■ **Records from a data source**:
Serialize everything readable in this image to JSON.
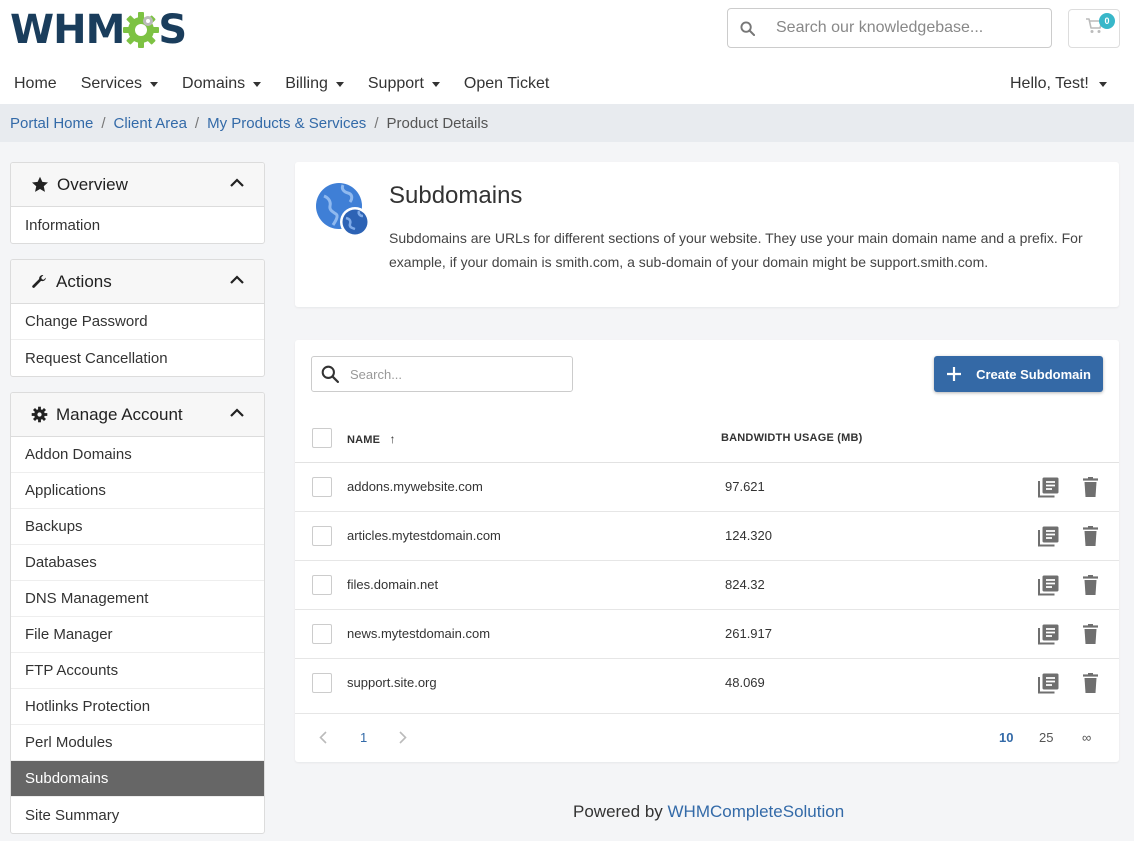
{
  "header": {
    "logo_left": "WHM",
    "logo_right": "S",
    "search_placeholder": "Search our knowledgebase...",
    "cart_count": "0"
  },
  "nav": {
    "items": [
      {
        "label": "Home",
        "dropdown": false
      },
      {
        "label": "Services",
        "dropdown": true
      },
      {
        "label": "Domains",
        "dropdown": true
      },
      {
        "label": "Billing",
        "dropdown": true
      },
      {
        "label": "Support",
        "dropdown": true
      },
      {
        "label": "Open Ticket",
        "dropdown": false
      }
    ],
    "user_label": "Hello, Test!"
  },
  "breadcrumb": {
    "items": [
      "Portal Home",
      "Client Area",
      "My Products & Services"
    ],
    "current": "Product Details"
  },
  "sidebar": {
    "overview": {
      "title": "Overview",
      "items": [
        "Information"
      ]
    },
    "actions": {
      "title": "Actions",
      "items": [
        "Change Password",
        "Request Cancellation"
      ]
    },
    "manage": {
      "title": "Manage Account",
      "items": [
        "Addon Domains",
        "Applications",
        "Backups",
        "Databases",
        "DNS Management",
        "File Manager",
        "FTP Accounts",
        "Hotlinks Protection",
        "Perl Modules",
        "Subdomains",
        "Site Summary"
      ],
      "active": "Subdomains"
    }
  },
  "intro": {
    "title": "Subdomains",
    "description": "Subdomains are URLs for different sections of your website. They use your main domain name and a prefix. For example, if your domain is smith.com, a sub-domain of your domain might be support.smith.com."
  },
  "table": {
    "search_placeholder": "Search...",
    "create_label": "Create Subdomain",
    "col_name": "NAME",
    "col_bandwidth": "BANDWIDTH USAGE (MB)",
    "sort_indicator": "↑",
    "rows": [
      {
        "name": "addons.mywebsite.com",
        "bandwidth": "97.621"
      },
      {
        "name": "articles.mytestdomain.com",
        "bandwidth": "124.320"
      },
      {
        "name": "files.domain.net",
        "bandwidth": "824.32"
      },
      {
        "name": "news.mytestdomain.com",
        "bandwidth": "261.917"
      },
      {
        "name": "support.site.org",
        "bandwidth": "48.069"
      }
    ],
    "pagination": {
      "current_page": "1",
      "page_sizes": [
        "10",
        "25",
        "∞"
      ],
      "selected_size": "10"
    }
  },
  "footer": {
    "prefix": "Powered by ",
    "link": "WHMCompleteSolution"
  },
  "colors": {
    "accent": "#3469a6",
    "link": "#336aa8",
    "active_item": "#666666",
    "logo_green": "#7dc243",
    "logo_navy": "#1a3d5c"
  }
}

■ **Written request**:
Transcribe every entry above exactly. Omit all pictures.

■ **Right answer**:
Serialize everything readable in this image to JSON.
{
  "header": {
    "logo_left": "WHM",
    "logo_right": "S",
    "search_placeholder": "Search our knowledgebase...",
    "cart_count": "0"
  },
  "nav": {
    "items": [
      {
        "label": "Home",
        "dropdown": false
      },
      {
        "label": "Services",
        "dropdown": true
      },
      {
        "label": "Domains",
        "dropdown": true
      },
      {
        "label": "Billing",
        "dropdown": true
      },
      {
        "label": "Support",
        "dropdown": true
      },
      {
        "label": "Open Ticket",
        "dropdown": false
      }
    ],
    "user_label": "Hello, Test!"
  },
  "breadcrumb": {
    "items": [
      "Portal Home",
      "Client Area",
      "My Products & Services"
    ],
    "current": "Product Details"
  },
  "sidebar": {
    "overview": {
      "title": "Overview",
      "items": [
        "Information"
      ]
    },
    "actions": {
      "title": "Actions",
      "items": [
        "Change Password",
        "Request Cancellation"
      ]
    },
    "manage": {
      "title": "Manage Account",
      "items": [
        "Addon Domains",
        "Applications",
        "Backups",
        "Databases",
        "DNS Management",
        "File Manager",
        "FTP Accounts",
        "Hotlinks Protection",
        "Perl Modules",
        "Subdomains",
        "Site Summary"
      ],
      "active": "Subdomains"
    }
  },
  "intro": {
    "title": "Subdomains",
    "description": "Subdomains are URLs for different sections of your website. They use your main domain name and a prefix. For example, if your domain is smith.com, a sub-domain of your domain might be support.smith.com."
  },
  "table": {
    "search_placeholder": "Search...",
    "create_label": "Create Subdomain",
    "col_name": "NAME",
    "col_bandwidth": "BANDWIDTH USAGE (MB)",
    "sort_indicator": "↑",
    "rows": [
      {
        "name": "addons.mywebsite.com",
        "bandwidth": "97.621"
      },
      {
        "name": "articles.mytestdomain.com",
        "bandwidth": "124.320"
      },
      {
        "name": "files.domain.net",
        "bandwidth": "824.32"
      },
      {
        "name": "news.mytestdomain.com",
        "bandwidth": "261.917"
      },
      {
        "name": "support.site.org",
        "bandwidth": "48.069"
      }
    ],
    "pagination": {
      "current_page": "1",
      "page_sizes": [
        "10",
        "25",
        "∞"
      ],
      "selected_size": "10"
    }
  },
  "footer": {
    "prefix": "Powered by ",
    "link": "WHMCompleteSolution"
  },
  "colors": {
    "accent": "#3469a6",
    "link": "#336aa8",
    "active_item": "#666666",
    "logo_green": "#7dc243",
    "logo_navy": "#1a3d5c"
  }
}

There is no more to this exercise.